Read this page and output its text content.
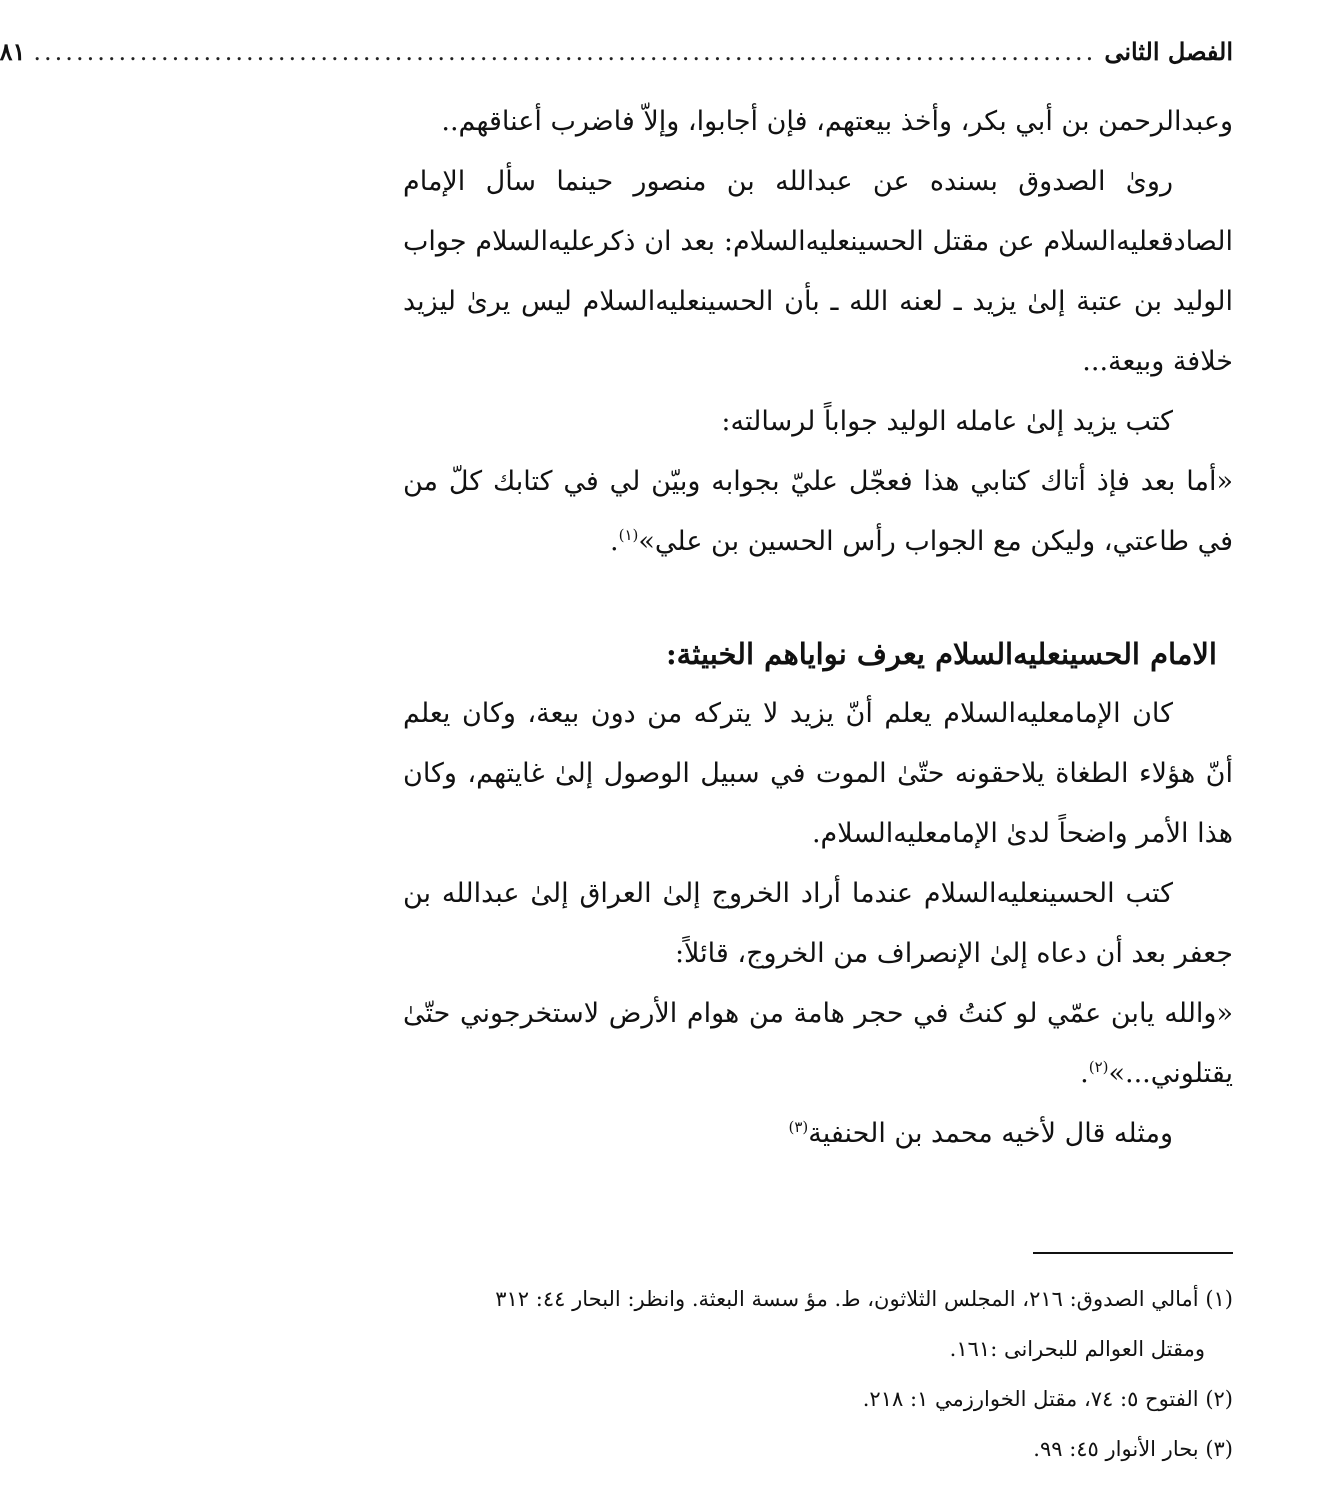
الفصل الثانى
....................................................................................................
٨١

وعبدالرحمن بن أبي بكر، وأخذ بيعتهم، فإن أجابوا، وإلاّ فاضرب أعناقهم..

رویٰ الصدوق بسنده عن عبدالله بن منصور حينما سأل الإمام الصادقعليه‌السلام عن مقتل الحسينعليه‌السلام: بعد ان ذكرعليه‌السلام جواب الوليد بن عتبة إلىٰ يزيد ـ لعنه الله ـ بأن الحسينعليه‌السلام ليس يرىٰ ليزيد خلافة وبيعة...

كتب يزيد إلىٰ عامله الوليد جواباً لرسالته:

«أما بعد فإذ أتاك كتابي هذا فعجّل عليّ بجوابه وبيّن لي في كتابك كلّ من في طاعتي، وليكن مع الجواب رأس الحسين بن علي»$^{(١)}$.

الامام الحسينعليه‌السلام يعرف نواياهم الخبيثة:

كان الإمامعليه‌السلام يعلم أنّ يزيد لا يتركه من دون بيعة، وكان يعلم أنّ هؤلاء الطغاة يلاحقونه حتّىٰ الموت في سبيل الوصول إلىٰ غايتهم، وكان هذا الأمر واضحاً لدىٰ الإمامعليه‌السلام.

كتب الحسينعليه‌السلام عندما أراد الخروج إلىٰ العراق إلىٰ عبدالله بن جعفر بعد أن دعاه إلىٰ الإنصراف من الخروج، قائلاً:

«والله يابن عمّي لو كنتُ في حجر هامة من هوام الأرض لاستخرجوني حتّىٰ يقتلوني...»$^{(٢)}$.

ومثله قال لأخيه محمد بن الحنفية$^{(٣)}$

(١) أمالي الصدوق: ٢١٦، المجلس الثلاثون، ط. مؤ سسة البعثة. وانظر: البحار ٤٤: ٣١٢

ومقتل العوالم للبحرانى :١٦١.

(٢) الفتوح ٥: ٧٤، مقتل الخوارزمي ١: ٢١٨.

(٣) بحار الأنوار ٤٥: ٩٩.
---------------
→ **What needs to be done**
With the pictures omitted, reproduce the records in full and exactly.

→ **Full answer**
Read this page and output its text content.
الفصل الثانى
....................................................................................................
٨١

وعبدالرحمن بن أبي بكر، وأخذ بيعتهم، فإن أجابوا، وإلاّ فاضرب أعناقهم..

رویٰ الصدوق بسنده عن عبدالله بن منصور حينما سأل الإمام الصادقعليه‌السلام عن مقتل الحسينعليه‌السلام: بعد ان ذكرعليه‌السلام جواب الوليد بن عتبة إلىٰ يزيد ـ لعنه الله ـ بأن الحسينعليه‌السلام ليس يرىٰ ليزيد خلافة وبيعة...

كتب يزيد إلىٰ عامله الوليد جواباً لرسالته:

«أما بعد فإذ أتاك كتابي هذا فعجّل عليّ بجوابه وبيّن لي في كتابك كلّ من في طاعتي، وليكن مع الجواب رأس الحسين بن علي»$^{(١)}$.

الامام الحسينعليه‌السلام يعرف نواياهم الخبيثة:

كان الإمامعليه‌السلام يعلم أنّ يزيد لا يتركه من دون بيعة، وكان يعلم أنّ هؤلاء الطغاة يلاحقونه حتّىٰ الموت في سبيل الوصول إلىٰ غايتهم، وكان هذا الأمر واضحاً لدىٰ الإمامعليه‌السلام.

كتب الحسينعليه‌السلام عندما أراد الخروج إلىٰ العراق إلىٰ عبدالله بن جعفر بعد أن دعاه إلىٰ الإنصراف من الخروج، قائلاً:

«والله يابن عمّي لو كنتُ في حجر هامة من هوام الأرض لاستخرجوني حتّىٰ يقتلوني...»$^{(٢)}$.

ومثله قال لأخيه محمد بن الحنفية$^{(٣)}$

(١) أمالي الصدوق: ٢١٦، المجلس الثلاثون، ط. مؤ سسة البعثة. وانظر: البحار ٤٤: ٣١٢

ومقتل العوالم للبحرانى :١٦١.

(٢) الفتوح ٥: ٧٤، مقتل الخوارزمي ١: ٢١٨.

(٣) بحار الأنوار ٤٥: ٩٩.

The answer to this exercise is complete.